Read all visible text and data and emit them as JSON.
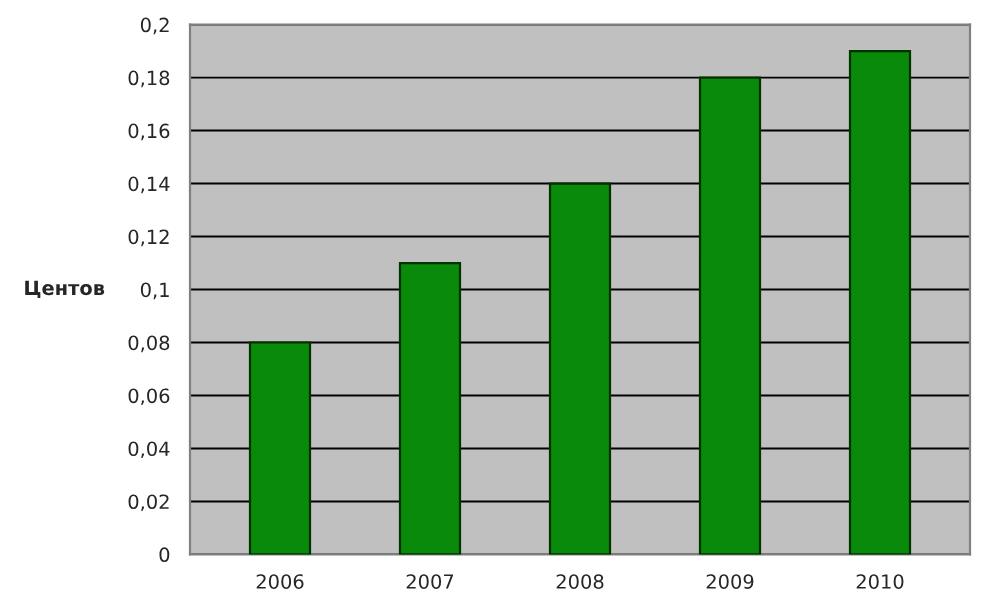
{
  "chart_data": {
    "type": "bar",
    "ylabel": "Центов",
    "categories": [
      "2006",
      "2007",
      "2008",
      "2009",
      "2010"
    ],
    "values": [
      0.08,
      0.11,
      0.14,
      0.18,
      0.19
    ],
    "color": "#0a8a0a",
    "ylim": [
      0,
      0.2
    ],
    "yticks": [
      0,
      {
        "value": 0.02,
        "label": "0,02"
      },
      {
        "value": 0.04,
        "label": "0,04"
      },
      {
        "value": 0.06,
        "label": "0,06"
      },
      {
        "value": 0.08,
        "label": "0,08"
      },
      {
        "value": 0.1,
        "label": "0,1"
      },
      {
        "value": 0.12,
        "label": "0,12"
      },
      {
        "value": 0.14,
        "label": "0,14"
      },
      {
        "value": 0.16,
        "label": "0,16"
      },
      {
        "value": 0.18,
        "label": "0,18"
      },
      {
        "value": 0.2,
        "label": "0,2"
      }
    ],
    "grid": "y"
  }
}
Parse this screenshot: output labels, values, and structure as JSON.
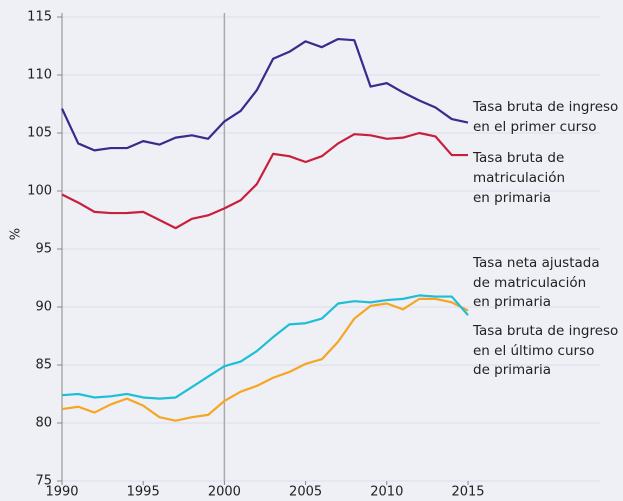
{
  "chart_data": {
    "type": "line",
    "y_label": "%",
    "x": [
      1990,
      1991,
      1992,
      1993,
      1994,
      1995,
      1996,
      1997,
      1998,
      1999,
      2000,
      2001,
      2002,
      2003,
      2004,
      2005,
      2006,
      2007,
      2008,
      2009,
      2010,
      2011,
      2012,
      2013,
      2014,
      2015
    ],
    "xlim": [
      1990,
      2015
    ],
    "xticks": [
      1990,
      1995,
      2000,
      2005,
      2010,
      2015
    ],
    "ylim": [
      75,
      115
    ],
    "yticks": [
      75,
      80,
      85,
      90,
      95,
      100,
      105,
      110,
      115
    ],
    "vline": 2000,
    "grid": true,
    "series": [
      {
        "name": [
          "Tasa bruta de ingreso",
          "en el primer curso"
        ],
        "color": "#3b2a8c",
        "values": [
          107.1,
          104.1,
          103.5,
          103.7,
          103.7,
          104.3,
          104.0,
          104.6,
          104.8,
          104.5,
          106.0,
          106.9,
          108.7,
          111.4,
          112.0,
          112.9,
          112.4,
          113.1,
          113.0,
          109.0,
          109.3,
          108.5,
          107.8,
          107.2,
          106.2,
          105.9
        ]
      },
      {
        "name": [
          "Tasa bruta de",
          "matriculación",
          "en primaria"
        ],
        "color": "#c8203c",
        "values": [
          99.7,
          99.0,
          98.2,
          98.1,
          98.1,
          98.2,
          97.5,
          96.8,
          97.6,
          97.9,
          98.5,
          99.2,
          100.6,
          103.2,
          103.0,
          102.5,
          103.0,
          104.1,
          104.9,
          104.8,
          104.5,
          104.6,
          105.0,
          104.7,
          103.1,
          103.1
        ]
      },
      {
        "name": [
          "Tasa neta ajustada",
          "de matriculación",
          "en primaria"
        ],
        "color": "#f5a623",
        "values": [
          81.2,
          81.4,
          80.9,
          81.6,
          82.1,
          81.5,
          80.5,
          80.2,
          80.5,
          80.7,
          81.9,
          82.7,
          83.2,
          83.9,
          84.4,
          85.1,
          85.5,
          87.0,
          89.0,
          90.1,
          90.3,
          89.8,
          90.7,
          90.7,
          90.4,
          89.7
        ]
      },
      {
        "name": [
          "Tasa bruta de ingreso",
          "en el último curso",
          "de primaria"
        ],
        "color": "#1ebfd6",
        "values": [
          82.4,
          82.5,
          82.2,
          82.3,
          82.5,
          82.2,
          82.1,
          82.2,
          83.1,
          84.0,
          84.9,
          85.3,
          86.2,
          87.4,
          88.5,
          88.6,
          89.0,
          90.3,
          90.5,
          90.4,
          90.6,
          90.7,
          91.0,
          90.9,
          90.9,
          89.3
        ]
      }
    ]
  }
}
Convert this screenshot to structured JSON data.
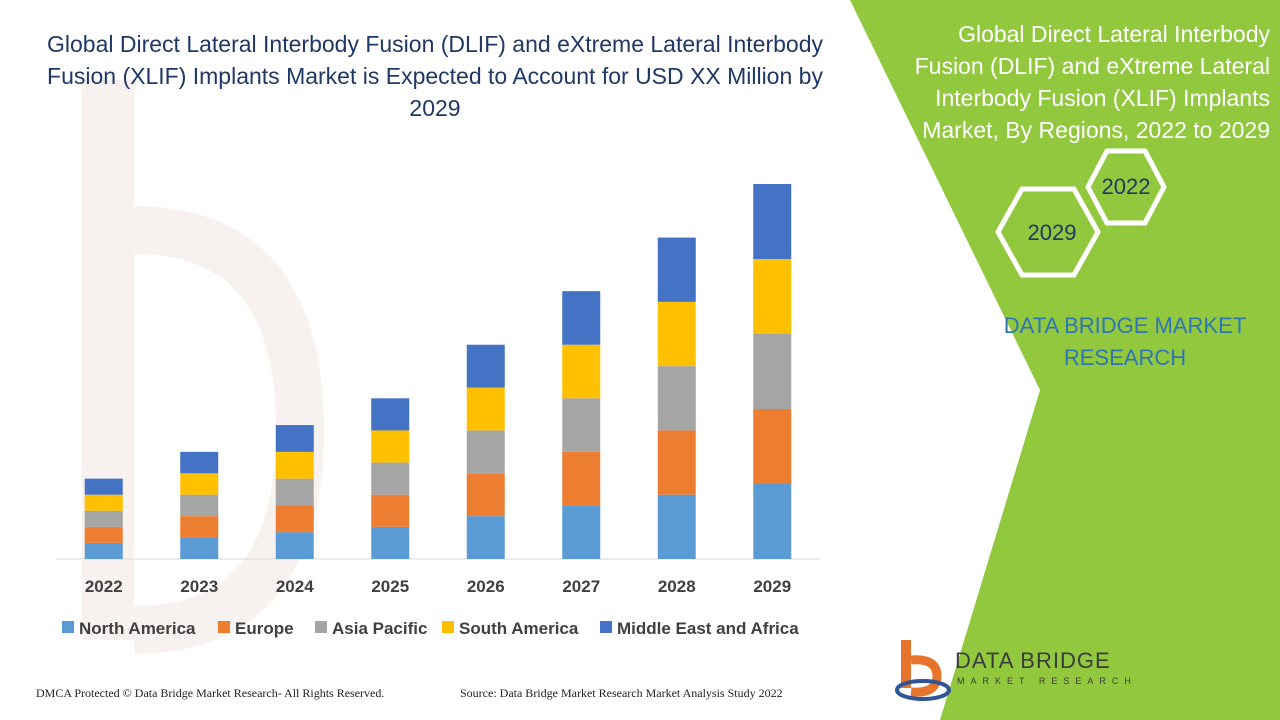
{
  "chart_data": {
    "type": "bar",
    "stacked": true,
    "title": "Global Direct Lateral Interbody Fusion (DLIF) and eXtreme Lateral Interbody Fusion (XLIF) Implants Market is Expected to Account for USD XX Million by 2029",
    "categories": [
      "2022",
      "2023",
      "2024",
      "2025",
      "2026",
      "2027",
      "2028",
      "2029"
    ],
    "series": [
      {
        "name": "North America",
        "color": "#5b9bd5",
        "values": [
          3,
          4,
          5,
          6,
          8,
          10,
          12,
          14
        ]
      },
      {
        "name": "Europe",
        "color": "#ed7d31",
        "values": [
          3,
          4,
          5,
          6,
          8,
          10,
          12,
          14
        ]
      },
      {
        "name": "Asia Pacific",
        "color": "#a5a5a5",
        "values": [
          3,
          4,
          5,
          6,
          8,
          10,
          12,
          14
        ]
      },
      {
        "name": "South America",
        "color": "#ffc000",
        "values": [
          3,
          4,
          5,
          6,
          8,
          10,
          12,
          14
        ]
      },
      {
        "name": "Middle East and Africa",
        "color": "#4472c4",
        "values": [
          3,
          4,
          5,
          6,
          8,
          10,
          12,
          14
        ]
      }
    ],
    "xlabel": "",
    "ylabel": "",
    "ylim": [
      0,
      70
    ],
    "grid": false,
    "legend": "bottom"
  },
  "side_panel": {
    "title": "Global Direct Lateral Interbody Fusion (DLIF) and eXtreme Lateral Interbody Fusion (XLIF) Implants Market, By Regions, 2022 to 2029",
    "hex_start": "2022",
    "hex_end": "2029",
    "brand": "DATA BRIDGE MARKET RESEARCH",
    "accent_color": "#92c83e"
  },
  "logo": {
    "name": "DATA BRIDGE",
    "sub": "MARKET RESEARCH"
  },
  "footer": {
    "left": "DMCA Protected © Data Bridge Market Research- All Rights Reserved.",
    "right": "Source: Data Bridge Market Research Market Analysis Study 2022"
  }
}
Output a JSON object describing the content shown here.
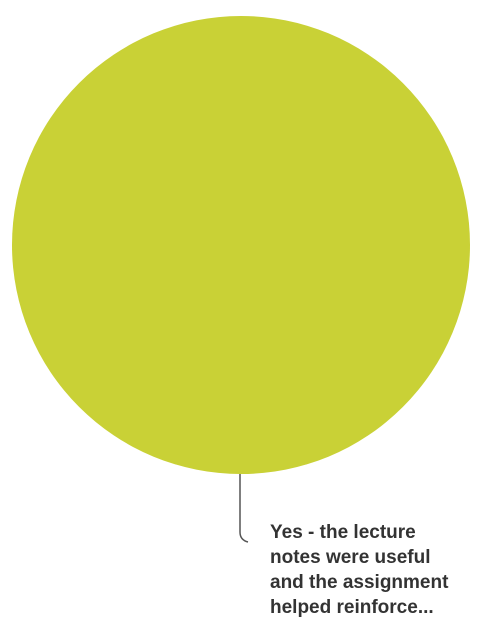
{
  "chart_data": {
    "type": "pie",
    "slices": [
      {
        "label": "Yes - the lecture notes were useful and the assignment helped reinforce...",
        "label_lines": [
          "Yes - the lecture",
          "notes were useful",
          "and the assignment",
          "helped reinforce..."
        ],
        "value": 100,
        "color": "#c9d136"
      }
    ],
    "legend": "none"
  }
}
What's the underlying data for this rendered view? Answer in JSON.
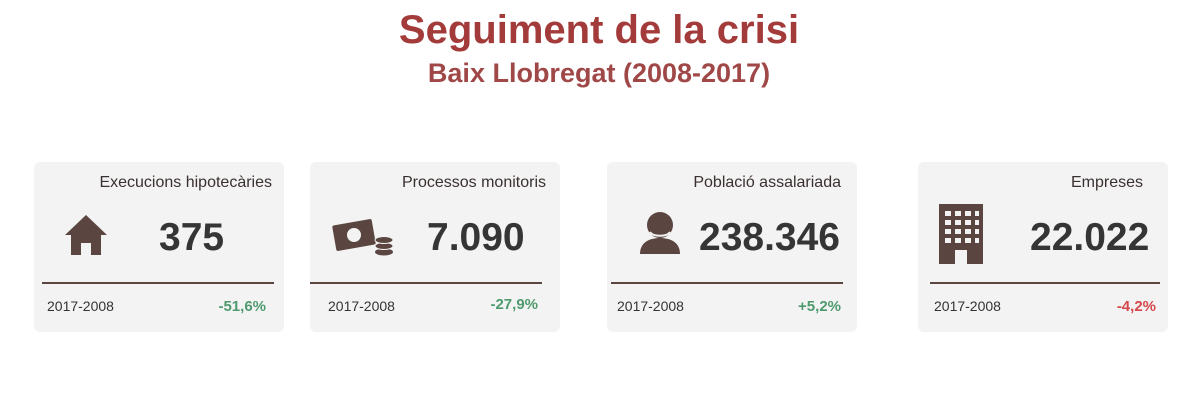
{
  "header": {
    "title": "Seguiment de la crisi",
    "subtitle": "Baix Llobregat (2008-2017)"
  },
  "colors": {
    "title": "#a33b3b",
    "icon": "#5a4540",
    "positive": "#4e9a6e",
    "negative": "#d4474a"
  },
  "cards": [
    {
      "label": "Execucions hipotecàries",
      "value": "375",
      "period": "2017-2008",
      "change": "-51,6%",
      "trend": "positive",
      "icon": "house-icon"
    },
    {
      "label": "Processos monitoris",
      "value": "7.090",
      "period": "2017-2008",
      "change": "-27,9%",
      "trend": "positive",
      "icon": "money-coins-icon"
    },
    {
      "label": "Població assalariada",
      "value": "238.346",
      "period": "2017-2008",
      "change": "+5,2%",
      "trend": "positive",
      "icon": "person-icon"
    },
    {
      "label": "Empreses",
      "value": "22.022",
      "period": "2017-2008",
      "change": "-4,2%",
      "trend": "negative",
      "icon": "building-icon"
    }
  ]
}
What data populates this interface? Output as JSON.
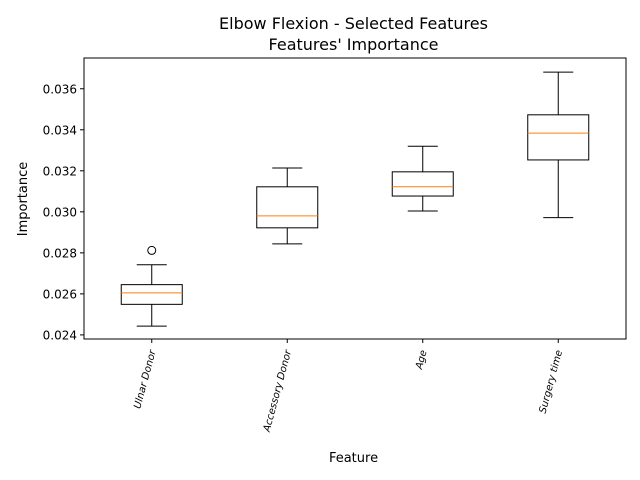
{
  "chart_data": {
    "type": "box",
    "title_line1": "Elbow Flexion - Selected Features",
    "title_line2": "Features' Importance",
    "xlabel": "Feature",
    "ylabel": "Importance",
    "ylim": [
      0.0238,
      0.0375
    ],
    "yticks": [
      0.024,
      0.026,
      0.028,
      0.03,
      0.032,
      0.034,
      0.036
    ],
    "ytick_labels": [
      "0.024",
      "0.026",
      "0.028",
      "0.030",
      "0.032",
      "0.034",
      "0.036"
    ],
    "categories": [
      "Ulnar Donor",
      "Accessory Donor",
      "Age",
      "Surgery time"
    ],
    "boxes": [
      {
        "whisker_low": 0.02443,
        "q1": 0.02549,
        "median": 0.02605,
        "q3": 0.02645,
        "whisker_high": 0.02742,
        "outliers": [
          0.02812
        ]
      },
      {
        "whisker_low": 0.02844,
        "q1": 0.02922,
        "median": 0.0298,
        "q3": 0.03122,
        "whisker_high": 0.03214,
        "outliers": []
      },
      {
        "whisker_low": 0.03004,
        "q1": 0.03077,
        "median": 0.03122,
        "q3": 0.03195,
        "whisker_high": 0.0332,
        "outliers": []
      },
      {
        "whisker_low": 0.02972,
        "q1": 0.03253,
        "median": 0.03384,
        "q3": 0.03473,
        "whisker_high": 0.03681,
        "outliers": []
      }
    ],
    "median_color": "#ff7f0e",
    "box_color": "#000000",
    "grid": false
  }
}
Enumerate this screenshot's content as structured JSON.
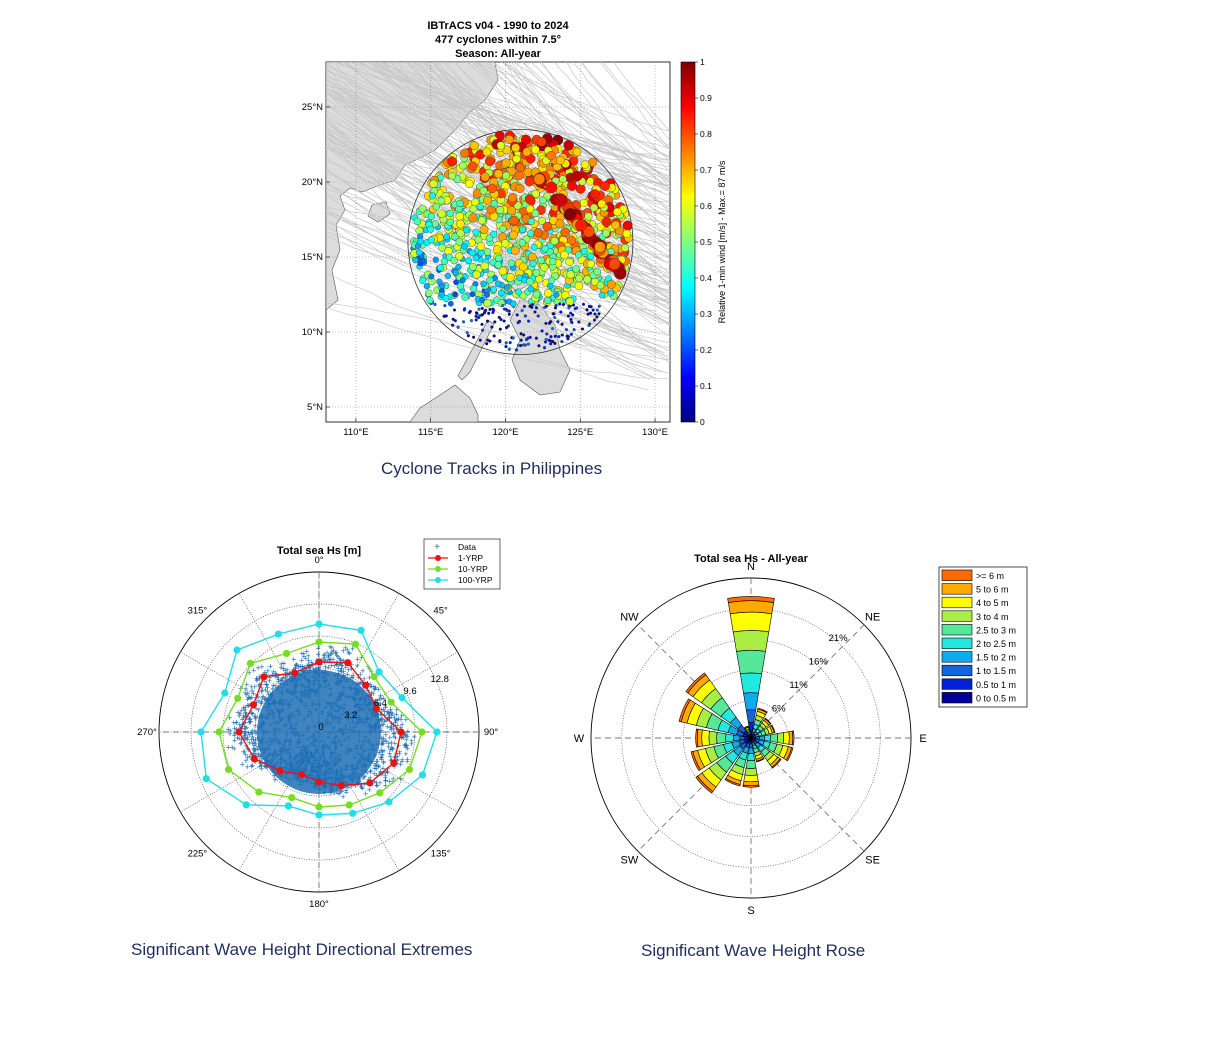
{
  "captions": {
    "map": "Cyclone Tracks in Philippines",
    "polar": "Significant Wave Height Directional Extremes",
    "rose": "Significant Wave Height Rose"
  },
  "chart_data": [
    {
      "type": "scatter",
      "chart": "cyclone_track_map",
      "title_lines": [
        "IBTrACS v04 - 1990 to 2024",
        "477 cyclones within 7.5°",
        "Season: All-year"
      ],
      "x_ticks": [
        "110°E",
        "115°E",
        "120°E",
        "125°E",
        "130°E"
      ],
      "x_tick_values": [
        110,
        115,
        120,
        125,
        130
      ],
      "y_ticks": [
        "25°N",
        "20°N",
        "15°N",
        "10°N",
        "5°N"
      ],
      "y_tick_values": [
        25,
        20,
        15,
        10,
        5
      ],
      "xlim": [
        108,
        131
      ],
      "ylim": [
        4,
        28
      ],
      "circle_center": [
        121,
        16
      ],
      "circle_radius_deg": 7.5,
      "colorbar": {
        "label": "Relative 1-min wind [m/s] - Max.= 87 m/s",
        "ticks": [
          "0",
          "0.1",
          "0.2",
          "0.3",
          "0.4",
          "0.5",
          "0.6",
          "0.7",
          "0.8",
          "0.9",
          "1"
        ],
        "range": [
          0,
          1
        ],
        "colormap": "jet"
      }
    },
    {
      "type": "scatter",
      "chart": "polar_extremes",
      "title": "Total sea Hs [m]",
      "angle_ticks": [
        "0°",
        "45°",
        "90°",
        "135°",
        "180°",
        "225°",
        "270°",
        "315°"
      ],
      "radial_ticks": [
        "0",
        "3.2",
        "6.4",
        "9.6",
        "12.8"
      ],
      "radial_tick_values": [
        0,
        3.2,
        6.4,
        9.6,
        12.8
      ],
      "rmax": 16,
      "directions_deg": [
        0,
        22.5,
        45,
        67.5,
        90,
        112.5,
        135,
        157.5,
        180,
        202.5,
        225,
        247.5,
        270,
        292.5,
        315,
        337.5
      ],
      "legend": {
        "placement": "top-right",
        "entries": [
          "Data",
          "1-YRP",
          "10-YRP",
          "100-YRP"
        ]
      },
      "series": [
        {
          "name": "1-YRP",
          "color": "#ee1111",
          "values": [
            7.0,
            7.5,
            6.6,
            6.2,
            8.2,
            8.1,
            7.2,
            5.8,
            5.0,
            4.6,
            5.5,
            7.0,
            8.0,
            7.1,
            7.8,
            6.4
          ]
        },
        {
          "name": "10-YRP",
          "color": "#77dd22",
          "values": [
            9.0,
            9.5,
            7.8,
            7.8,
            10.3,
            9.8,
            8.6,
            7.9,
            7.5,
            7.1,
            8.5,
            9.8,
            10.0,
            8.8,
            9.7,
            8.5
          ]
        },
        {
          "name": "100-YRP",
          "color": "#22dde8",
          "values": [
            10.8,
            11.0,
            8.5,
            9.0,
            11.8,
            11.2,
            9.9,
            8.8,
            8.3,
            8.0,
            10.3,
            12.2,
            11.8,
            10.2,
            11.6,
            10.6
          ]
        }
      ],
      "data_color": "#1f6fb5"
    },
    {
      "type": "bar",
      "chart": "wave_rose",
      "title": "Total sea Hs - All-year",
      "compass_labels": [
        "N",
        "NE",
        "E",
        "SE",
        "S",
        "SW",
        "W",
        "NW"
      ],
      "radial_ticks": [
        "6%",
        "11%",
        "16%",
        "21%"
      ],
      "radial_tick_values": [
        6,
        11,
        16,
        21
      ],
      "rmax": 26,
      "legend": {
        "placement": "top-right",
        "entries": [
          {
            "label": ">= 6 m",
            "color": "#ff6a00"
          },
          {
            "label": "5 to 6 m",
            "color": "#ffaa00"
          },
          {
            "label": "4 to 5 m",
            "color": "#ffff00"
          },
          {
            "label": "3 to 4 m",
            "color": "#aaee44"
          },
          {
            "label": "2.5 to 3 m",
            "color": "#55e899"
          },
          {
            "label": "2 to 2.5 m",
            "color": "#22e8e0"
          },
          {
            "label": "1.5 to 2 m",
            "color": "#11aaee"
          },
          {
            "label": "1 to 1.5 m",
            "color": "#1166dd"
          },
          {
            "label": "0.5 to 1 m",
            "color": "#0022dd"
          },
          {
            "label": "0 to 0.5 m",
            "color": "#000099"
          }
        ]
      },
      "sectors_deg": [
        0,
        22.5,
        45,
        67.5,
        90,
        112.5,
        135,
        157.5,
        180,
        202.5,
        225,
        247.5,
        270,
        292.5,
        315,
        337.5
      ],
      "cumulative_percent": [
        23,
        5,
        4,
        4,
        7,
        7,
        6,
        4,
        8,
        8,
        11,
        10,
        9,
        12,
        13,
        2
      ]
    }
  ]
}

══════

*Short problem:* Spot every line that holds "year" and copy it.

*Exercise solution:*
        "Season: All-year"
      "title": "Total sea Hs - All-year",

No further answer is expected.